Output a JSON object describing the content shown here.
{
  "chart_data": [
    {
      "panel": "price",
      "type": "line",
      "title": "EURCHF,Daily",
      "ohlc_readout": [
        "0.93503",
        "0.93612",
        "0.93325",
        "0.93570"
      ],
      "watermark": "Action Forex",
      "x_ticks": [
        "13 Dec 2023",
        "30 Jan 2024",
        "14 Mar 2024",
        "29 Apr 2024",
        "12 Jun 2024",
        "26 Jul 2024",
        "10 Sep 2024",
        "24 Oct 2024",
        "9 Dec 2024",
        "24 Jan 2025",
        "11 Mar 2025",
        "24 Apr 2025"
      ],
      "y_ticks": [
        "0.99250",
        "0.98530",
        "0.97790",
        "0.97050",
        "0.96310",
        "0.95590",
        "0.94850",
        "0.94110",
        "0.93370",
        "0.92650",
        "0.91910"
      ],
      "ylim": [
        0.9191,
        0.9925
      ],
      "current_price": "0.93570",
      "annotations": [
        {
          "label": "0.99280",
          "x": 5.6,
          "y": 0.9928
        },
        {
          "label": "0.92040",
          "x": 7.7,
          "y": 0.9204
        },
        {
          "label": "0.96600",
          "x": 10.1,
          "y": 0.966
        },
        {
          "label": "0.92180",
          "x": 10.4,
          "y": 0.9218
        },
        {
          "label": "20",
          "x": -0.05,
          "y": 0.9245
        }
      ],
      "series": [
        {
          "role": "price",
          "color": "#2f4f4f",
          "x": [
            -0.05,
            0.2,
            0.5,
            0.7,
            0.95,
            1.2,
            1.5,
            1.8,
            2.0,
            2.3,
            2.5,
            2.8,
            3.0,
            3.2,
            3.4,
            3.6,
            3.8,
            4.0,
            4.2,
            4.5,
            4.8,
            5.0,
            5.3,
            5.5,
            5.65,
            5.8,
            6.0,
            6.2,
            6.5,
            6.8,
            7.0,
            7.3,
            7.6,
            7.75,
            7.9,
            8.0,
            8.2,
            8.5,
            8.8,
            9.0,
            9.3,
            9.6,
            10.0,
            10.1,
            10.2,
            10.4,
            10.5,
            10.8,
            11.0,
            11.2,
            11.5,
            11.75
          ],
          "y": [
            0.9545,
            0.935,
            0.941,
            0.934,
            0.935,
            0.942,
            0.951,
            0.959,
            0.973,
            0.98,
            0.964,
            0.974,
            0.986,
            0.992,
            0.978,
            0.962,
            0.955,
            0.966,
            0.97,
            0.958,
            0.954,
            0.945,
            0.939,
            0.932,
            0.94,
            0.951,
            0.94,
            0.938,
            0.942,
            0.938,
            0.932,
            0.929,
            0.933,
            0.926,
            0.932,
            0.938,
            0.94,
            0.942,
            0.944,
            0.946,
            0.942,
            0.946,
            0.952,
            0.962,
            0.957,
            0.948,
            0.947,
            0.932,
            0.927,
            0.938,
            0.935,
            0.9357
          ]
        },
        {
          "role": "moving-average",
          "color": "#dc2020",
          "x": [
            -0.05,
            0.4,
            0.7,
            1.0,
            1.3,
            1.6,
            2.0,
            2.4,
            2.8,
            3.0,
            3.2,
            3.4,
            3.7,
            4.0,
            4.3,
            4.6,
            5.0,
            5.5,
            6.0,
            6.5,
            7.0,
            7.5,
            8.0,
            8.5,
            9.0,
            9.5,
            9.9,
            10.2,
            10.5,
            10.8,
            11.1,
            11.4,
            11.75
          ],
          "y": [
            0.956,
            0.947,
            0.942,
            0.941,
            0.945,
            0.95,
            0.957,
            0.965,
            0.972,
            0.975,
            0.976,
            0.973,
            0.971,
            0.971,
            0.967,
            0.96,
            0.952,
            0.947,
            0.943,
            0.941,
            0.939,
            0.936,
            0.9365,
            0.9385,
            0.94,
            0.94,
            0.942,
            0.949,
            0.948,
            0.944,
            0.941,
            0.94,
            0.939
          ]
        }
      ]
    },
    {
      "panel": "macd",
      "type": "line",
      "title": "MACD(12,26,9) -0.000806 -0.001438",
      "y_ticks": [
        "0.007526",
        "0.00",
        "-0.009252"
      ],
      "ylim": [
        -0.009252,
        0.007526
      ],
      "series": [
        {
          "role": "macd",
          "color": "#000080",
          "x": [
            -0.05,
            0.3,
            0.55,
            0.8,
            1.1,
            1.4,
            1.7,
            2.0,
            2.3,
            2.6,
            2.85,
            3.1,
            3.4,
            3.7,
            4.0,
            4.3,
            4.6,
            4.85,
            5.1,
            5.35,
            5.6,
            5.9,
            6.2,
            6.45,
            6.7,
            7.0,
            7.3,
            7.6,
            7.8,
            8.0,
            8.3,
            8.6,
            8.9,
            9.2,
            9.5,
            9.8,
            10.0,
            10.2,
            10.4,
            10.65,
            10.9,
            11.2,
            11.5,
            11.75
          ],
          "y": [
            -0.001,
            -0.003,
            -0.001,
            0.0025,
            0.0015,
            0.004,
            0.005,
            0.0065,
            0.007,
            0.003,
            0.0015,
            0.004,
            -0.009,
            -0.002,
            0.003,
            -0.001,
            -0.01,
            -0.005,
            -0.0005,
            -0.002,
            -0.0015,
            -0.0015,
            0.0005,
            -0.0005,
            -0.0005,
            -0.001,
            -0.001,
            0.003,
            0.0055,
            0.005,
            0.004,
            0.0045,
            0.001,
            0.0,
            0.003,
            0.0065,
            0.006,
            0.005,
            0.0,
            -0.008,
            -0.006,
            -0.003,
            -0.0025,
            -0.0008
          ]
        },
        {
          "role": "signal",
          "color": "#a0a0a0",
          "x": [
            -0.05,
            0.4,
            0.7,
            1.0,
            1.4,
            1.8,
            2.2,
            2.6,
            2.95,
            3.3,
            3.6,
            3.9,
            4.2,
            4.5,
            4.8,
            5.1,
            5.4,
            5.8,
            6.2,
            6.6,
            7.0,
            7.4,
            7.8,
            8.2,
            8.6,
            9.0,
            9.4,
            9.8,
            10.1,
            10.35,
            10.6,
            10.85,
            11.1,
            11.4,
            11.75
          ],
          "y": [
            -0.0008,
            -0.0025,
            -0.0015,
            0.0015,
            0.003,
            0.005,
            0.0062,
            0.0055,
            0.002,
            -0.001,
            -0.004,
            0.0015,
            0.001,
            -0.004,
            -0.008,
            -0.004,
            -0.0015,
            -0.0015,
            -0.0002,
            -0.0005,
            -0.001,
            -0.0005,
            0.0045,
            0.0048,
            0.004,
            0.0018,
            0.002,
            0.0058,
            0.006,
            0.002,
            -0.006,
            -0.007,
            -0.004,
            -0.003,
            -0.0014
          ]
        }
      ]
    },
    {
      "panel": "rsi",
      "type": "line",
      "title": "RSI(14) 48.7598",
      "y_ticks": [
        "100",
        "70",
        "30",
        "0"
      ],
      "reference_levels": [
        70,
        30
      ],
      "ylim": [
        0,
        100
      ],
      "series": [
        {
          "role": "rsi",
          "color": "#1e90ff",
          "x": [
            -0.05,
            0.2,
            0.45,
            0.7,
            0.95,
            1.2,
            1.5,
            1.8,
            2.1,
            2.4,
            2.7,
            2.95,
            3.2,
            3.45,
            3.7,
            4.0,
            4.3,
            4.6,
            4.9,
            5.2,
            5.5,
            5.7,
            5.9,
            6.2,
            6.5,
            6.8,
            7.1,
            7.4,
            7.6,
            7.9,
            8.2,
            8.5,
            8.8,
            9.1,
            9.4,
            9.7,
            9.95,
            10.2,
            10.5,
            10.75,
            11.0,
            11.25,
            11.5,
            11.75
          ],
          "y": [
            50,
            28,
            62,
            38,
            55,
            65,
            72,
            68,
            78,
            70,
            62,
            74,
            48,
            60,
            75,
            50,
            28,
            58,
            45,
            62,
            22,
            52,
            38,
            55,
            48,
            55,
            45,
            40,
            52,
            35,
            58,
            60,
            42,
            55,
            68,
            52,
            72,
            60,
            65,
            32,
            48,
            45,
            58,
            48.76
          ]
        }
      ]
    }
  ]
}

***

▶ _DIRECTIONS FOR THIS TASK_
For this exercise, gather every line of the data that contains the word "color".

▶ _EXPECTED ANSWER_
          "color": "#2f4f4f",
          "color": "#dc2020",
          "color": "#000080",
          "color": "#a0a0a0",
          "color": "#1e90ff",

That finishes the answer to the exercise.